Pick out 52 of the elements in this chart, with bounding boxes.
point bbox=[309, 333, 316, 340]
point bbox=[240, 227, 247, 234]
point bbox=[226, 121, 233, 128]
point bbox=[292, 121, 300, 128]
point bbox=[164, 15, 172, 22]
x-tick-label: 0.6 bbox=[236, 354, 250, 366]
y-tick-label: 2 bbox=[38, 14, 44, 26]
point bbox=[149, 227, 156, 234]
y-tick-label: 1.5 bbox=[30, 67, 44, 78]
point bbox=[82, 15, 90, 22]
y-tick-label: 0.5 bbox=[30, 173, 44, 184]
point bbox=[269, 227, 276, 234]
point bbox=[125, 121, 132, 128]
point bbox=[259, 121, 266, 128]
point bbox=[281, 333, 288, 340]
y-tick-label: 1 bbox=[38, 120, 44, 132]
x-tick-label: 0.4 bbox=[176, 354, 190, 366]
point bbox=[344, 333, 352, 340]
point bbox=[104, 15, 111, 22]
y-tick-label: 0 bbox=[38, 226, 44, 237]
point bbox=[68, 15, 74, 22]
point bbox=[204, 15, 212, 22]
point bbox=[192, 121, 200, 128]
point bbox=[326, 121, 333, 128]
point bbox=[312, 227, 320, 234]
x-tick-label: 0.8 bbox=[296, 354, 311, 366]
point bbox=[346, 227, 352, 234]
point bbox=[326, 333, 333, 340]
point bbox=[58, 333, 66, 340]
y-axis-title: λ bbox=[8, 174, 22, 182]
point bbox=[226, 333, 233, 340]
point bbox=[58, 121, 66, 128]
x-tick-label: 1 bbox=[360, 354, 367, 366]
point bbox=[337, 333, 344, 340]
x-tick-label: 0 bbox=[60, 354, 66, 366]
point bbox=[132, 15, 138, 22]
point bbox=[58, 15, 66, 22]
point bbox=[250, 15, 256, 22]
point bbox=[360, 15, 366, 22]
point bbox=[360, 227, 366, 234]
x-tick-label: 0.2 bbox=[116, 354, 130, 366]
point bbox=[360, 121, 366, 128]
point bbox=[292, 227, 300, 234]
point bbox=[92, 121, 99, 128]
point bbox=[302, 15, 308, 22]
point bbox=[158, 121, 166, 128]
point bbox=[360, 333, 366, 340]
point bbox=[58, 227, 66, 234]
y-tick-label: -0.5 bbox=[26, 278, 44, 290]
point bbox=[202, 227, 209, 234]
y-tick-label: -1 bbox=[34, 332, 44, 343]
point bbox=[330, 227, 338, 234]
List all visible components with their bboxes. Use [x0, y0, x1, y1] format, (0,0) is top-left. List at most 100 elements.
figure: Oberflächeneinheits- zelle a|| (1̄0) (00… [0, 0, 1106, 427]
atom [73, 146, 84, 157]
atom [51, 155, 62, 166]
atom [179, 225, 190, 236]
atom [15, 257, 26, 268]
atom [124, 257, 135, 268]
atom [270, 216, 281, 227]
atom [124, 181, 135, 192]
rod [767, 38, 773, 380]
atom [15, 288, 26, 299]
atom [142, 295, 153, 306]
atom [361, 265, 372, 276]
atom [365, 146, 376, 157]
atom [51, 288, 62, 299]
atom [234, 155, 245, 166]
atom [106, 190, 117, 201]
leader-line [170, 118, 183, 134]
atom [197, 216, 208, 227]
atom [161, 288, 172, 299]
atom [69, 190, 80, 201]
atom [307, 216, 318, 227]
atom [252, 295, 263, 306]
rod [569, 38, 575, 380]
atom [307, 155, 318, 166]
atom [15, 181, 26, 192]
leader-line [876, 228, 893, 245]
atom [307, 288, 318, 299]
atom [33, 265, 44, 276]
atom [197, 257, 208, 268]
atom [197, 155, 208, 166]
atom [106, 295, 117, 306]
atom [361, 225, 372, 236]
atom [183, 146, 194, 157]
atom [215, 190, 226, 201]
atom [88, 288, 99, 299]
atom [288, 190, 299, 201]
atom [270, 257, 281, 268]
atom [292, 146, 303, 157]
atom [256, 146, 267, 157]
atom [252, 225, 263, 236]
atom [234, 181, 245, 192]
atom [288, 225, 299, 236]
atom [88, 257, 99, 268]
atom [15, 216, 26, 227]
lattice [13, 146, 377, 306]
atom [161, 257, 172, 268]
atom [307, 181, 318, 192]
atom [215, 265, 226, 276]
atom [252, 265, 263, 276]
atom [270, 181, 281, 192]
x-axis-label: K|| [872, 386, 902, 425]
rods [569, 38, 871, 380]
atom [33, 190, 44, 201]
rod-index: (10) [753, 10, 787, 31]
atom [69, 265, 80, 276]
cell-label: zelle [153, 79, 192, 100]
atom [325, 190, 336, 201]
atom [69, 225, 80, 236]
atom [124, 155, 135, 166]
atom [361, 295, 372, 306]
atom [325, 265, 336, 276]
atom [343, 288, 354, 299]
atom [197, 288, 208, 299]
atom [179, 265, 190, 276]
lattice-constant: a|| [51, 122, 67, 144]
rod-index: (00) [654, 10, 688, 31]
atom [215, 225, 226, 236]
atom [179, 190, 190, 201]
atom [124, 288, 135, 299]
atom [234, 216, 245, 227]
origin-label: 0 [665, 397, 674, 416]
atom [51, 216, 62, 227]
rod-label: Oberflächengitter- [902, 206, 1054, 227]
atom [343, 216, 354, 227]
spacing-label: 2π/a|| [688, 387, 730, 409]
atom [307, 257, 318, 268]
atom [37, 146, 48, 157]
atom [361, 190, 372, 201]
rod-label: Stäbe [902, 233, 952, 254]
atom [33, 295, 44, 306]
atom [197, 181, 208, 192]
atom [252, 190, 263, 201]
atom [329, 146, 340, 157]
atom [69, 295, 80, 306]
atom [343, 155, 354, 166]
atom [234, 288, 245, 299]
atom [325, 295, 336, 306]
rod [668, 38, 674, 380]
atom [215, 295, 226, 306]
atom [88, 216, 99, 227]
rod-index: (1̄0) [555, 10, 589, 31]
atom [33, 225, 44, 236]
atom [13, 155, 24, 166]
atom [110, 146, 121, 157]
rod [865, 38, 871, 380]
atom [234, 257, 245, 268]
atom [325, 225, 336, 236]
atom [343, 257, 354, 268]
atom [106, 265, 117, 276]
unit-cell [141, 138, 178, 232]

#####

**Exercise**
Copy the listing word for word, from its first line down to the line containing "x-tick-label: 0.6 bbox=[236, 354, 250, 366]", including both.

**Response below**
Pick out 52 of the elements in this chart, with bounding boxes.
point bbox=[309, 333, 316, 340]
point bbox=[240, 227, 247, 234]
point bbox=[226, 121, 233, 128]
point bbox=[292, 121, 300, 128]
point bbox=[164, 15, 172, 22]
x-tick-label: 0.6 bbox=[236, 354, 250, 366]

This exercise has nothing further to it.